* **Task objective**: Return all lines in the material below that contain "phẩm".

* **Supplied material**:
>>>>
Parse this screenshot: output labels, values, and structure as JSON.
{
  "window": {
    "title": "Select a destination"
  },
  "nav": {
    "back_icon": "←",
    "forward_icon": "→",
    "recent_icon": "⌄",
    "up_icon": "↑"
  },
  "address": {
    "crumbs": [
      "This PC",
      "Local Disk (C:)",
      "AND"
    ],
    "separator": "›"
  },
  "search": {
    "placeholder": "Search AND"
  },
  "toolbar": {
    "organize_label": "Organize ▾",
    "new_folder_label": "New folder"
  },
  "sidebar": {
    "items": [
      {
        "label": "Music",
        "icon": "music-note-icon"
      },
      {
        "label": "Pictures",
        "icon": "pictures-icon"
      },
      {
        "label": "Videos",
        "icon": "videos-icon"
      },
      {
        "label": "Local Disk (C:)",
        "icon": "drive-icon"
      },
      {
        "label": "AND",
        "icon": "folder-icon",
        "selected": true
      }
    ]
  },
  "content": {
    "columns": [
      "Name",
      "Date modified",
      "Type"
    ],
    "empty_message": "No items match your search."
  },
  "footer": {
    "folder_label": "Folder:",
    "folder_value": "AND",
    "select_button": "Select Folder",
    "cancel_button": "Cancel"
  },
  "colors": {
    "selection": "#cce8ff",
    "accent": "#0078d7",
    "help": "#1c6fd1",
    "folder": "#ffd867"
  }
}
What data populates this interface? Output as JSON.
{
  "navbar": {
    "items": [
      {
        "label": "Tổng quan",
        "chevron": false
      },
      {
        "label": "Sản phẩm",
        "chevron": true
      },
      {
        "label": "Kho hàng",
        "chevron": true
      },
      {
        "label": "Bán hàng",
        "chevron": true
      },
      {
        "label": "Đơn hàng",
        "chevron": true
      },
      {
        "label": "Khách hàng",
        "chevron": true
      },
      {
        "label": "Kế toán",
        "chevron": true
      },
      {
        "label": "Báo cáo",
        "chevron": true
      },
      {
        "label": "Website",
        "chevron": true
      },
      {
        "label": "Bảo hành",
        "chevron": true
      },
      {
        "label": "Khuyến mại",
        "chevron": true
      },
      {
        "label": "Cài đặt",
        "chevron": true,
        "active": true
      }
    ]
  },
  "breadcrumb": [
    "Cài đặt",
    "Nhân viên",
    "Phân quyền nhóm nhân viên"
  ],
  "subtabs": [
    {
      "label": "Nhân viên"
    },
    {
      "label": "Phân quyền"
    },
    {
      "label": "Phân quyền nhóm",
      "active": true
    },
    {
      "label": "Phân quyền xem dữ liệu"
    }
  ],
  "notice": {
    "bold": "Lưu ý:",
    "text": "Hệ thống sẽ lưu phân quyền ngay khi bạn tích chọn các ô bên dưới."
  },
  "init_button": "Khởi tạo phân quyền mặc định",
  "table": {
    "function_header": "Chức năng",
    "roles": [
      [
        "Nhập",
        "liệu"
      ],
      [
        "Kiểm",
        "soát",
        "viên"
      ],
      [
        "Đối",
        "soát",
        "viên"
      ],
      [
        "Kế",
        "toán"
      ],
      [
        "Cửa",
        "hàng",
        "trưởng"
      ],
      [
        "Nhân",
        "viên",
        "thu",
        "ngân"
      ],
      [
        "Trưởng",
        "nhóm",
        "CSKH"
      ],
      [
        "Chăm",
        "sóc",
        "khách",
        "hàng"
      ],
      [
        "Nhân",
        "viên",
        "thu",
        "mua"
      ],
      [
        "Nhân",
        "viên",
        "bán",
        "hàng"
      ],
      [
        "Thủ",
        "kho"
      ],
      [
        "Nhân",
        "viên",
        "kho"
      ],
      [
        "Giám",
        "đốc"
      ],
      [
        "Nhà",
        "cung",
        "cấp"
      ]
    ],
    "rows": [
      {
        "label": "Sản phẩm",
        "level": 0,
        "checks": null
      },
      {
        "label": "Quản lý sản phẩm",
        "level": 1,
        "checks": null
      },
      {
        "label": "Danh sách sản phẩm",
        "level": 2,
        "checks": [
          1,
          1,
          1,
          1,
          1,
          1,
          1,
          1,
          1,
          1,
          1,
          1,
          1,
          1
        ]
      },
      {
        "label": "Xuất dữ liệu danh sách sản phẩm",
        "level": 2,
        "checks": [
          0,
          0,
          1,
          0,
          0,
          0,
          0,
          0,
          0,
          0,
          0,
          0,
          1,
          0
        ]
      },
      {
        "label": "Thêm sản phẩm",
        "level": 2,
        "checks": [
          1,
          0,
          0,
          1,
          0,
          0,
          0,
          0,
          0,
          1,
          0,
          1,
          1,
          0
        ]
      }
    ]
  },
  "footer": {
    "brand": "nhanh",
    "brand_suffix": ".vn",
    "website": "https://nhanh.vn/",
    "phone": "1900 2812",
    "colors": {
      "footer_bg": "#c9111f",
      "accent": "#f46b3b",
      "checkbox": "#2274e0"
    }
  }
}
<<<<
* **Answer below**:
        "label": "Sản phẩm",
        "label": "Sản phẩm",
        "label": "Quản lý sản phẩm",
        "label": "Danh sách sản phẩm",
        "label": "Xuất dữ liệu danh sách sản phẩm",
        "label": "Thêm sản phẩm",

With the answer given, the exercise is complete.